▶ [THE PROBLEM]: Output each line of the material exactly as it stands.

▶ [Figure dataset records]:
* Start *
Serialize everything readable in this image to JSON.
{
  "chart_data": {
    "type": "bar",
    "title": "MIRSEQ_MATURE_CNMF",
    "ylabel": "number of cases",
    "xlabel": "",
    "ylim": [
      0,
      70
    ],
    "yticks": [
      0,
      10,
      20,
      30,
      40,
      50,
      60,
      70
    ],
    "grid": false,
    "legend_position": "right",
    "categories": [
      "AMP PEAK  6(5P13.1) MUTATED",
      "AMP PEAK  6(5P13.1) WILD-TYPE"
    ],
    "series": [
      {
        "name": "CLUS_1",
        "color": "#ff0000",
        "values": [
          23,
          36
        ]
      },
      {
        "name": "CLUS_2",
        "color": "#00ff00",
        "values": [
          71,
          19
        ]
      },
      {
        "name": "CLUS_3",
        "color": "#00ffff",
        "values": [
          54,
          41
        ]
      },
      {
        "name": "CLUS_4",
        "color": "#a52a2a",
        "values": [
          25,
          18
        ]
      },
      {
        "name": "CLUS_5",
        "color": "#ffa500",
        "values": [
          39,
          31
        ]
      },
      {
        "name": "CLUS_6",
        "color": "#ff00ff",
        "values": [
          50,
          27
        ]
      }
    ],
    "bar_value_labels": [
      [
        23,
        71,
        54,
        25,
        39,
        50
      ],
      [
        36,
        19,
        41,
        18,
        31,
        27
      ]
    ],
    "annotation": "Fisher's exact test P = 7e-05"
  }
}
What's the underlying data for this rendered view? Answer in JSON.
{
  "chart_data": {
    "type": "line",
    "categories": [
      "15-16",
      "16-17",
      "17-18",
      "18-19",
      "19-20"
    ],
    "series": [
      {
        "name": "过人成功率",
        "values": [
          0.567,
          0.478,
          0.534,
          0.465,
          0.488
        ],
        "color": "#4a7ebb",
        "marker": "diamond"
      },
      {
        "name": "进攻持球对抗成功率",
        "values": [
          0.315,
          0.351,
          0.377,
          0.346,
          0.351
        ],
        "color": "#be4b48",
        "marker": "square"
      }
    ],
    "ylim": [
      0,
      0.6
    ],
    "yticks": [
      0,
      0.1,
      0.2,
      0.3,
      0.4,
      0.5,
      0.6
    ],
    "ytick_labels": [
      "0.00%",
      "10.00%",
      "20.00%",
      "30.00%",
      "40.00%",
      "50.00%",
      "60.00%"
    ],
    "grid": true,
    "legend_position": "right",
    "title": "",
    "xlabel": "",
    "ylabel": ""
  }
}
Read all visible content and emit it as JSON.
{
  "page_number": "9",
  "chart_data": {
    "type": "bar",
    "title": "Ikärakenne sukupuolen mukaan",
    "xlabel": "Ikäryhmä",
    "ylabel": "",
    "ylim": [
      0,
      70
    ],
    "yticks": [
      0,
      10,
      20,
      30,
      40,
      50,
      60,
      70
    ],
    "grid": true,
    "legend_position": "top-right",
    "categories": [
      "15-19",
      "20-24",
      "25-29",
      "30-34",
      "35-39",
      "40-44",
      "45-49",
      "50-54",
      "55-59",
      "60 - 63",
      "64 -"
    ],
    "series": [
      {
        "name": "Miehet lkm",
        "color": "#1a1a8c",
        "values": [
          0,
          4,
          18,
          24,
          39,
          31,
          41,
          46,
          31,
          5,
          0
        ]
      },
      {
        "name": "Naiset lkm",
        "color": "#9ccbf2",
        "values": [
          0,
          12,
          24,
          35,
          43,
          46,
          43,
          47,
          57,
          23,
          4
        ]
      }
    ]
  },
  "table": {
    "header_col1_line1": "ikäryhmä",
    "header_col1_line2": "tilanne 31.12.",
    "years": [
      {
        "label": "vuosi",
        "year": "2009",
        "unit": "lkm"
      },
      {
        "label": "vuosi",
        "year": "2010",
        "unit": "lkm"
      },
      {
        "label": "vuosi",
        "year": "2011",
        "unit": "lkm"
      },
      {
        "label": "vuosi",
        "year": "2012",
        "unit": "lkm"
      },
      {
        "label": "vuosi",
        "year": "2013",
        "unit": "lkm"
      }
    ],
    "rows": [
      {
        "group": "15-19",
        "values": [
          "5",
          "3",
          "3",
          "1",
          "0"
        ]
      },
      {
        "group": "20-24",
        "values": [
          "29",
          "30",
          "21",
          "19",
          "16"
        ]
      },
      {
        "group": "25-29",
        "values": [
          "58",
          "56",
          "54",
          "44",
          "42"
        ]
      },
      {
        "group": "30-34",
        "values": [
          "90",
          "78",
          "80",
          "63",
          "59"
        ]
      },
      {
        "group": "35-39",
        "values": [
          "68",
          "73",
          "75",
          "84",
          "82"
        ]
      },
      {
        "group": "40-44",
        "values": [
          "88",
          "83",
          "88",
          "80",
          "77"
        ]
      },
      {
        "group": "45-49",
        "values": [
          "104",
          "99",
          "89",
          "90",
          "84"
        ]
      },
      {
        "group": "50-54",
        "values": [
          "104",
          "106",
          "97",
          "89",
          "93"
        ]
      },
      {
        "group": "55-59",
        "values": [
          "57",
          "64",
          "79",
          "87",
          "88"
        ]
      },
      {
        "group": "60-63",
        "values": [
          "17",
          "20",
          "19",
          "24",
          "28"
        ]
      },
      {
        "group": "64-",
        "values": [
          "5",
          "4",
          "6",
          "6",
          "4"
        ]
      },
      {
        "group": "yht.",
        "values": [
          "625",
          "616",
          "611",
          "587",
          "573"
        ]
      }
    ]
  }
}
* End *
▶ [ANSWER TO THIS EXERCISE]:
Serialize everything readable in this image to JSON.
{
  "chart_data": {
    "type": "bar",
    "title": "MIRSEQ_MATURE_CNMF",
    "ylabel": "number of cases",
    "xlabel": "",
    "ylim": [
      0,
      70
    ],
    "yticks": [
      0,
      10,
      20,
      30,
      40,
      50,
      60,
      70
    ],
    "grid": false,
    "legend_position": "right",
    "categories": [
      "AMP PEAK  6(5P13.1) MUTATED",
      "AMP PEAK  6(5P13.1) WILD-TYPE"
    ],
    "series": [
      {
        "name": "CLUS_1",
        "color": "#ff0000",
        "values": [
          23,
          36
        ]
      },
      {
        "name": "CLUS_2",
        "color": "#00ff00",
        "values": [
          71,
          19
        ]
      },
      {
        "name": "CLUS_3",
        "color": "#00ffff",
        "values": [
          54,
          41
        ]
      },
      {
        "name": "CLUS_4",
        "color": "#a52a2a",
        "values": [
          25,
          18
        ]
      },
      {
        "name": "CLUS_5",
        "color": "#ffa500",
        "values": [
          39,
          31
        ]
      },
      {
        "name": "CLUS_6",
        "color": "#ff00ff",
        "values": [
          50,
          27
        ]
      }
    ],
    "bar_value_labels": [
      [
        23,
        71,
        54,
        25,
        39,
        50
      ],
      [
        36,
        19,
        41,
        18,
        31,
        27
      ]
    ],
    "annotation": "Fisher's exact test P = 7e-05"
  }
}
What's the underlying data for this rendered view? Answer in JSON.
{
  "chart_data": {
    "type": "line",
    "categories": [
      "15-16",
      "16-17",
      "17-18",
      "18-19",
      "19-20"
    ],
    "series": [
      {
        "name": "过人成功率",
        "values": [
          0.567,
          0.478,
          0.534,
          0.465,
          0.488
        ],
        "color": "#4a7ebb",
        "marker": "diamond"
      },
      {
        "name": "进攻持球对抗成功率",
        "values": [
          0.315,
          0.351,
          0.377,
          0.346,
          0.351
        ],
        "color": "#be4b48",
        "marker": "square"
      }
    ],
    "ylim": [
      0,
      0.6
    ],
    "yticks": [
      0,
      0.1,
      0.2,
      0.3,
      0.4,
      0.5,
      0.6
    ],
    "ytick_labels": [
      "0.00%",
      "10.00%",
      "20.00%",
      "30.00%",
      "40.00%",
      "50.00%",
      "60.00%"
    ],
    "grid": true,
    "legend_position": "right",
    "title": "",
    "xlabel": "",
    "ylabel": ""
  }
}
Read all visible content and emit it as JSON.
{
  "page_number": "9",
  "chart_data": {
    "type": "bar",
    "title": "Ikärakenne sukupuolen mukaan",
    "xlabel": "Ikäryhmä",
    "ylabel": "",
    "ylim": [
      0,
      70
    ],
    "yticks": [
      0,
      10,
      20,
      30,
      40,
      50,
      60,
      70
    ],
    "grid": true,
    "legend_position": "top-right",
    "categories": [
      "15-19",
      "20-24",
      "25-29",
      "30-34",
      "35-39",
      "40-44",
      "45-49",
      "50-54",
      "55-59",
      "60 - 63",
      "64 -"
    ],
    "series": [
      {
        "name": "Miehet lkm",
        "color": "#1a1a8c",
        "values": [
          0,
          4,
          18,
          24,
          39,
          31,
          41,
          46,
          31,
          5,
          0
        ]
      },
      {
        "name": "Naiset lkm",
        "color": "#9ccbf2",
        "values": [
          0,
          12,
          24,
          35,
          43,
          46,
          43,
          47,
          57,
          23,
          4
        ]
      }
    ]
  },
  "table": {
    "header_col1_line1": "ikäryhmä",
    "header_col1_line2": "tilanne 31.12.",
    "years": [
      {
        "label": "vuosi",
        "year": "2009",
        "unit": "lkm"
      },
      {
        "label": "vuosi",
        "year": "2010",
        "unit": "lkm"
      },
      {
        "label": "vuosi",
        "year": "2011",
        "unit": "lkm"
      },
      {
        "label": "vuosi",
        "year": "2012",
        "unit": "lkm"
      },
      {
        "label": "vuosi",
        "year": "2013",
        "unit": "lkm"
      }
    ],
    "rows": [
      {
        "group": "15-19",
        "values": [
          "5",
          "3",
          "3",
          "1",
          "0"
        ]
      },
      {
        "group": "20-24",
        "values": [
          "29",
          "30",
          "21",
          "19",
          "16"
        ]
      },
      {
        "group": "25-29",
        "values": [
          "58",
          "56",
          "54",
          "44",
          "42"
        ]
      },
      {
        "group": "30-34",
        "values": [
          "90",
          "78",
          "80",
          "63",
          "59"
        ]
      },
      {
        "group": "35-39",
        "values": [
          "68",
          "73",
          "75",
          "84",
          "82"
        ]
      },
      {
        "group": "40-44",
        "values": [
          "88",
          "83",
          "88",
          "80",
          "77"
        ]
      },
      {
        "group": "45-49",
        "values": [
          "104",
          "99",
          "89",
          "90",
          "84"
        ]
      },
      {
        "group": "50-54",
        "values": [
          "104",
          "106",
          "97",
          "89",
          "93"
        ]
      },
      {
        "group": "55-59",
        "values": [
          "57",
          "64",
          "79",
          "87",
          "88"
        ]
      },
      {
        "group": "60-63",
        "values": [
          "17",
          "20",
          "19",
          "24",
          "28"
        ]
      },
      {
        "group": "64-",
        "values": [
          "5",
          "4",
          "6",
          "6",
          "4"
        ]
      },
      {
        "group": "yht.",
        "values": [
          "625",
          "616",
          "611",
          "587",
          "573"
        ]
      }
    ]
  }
}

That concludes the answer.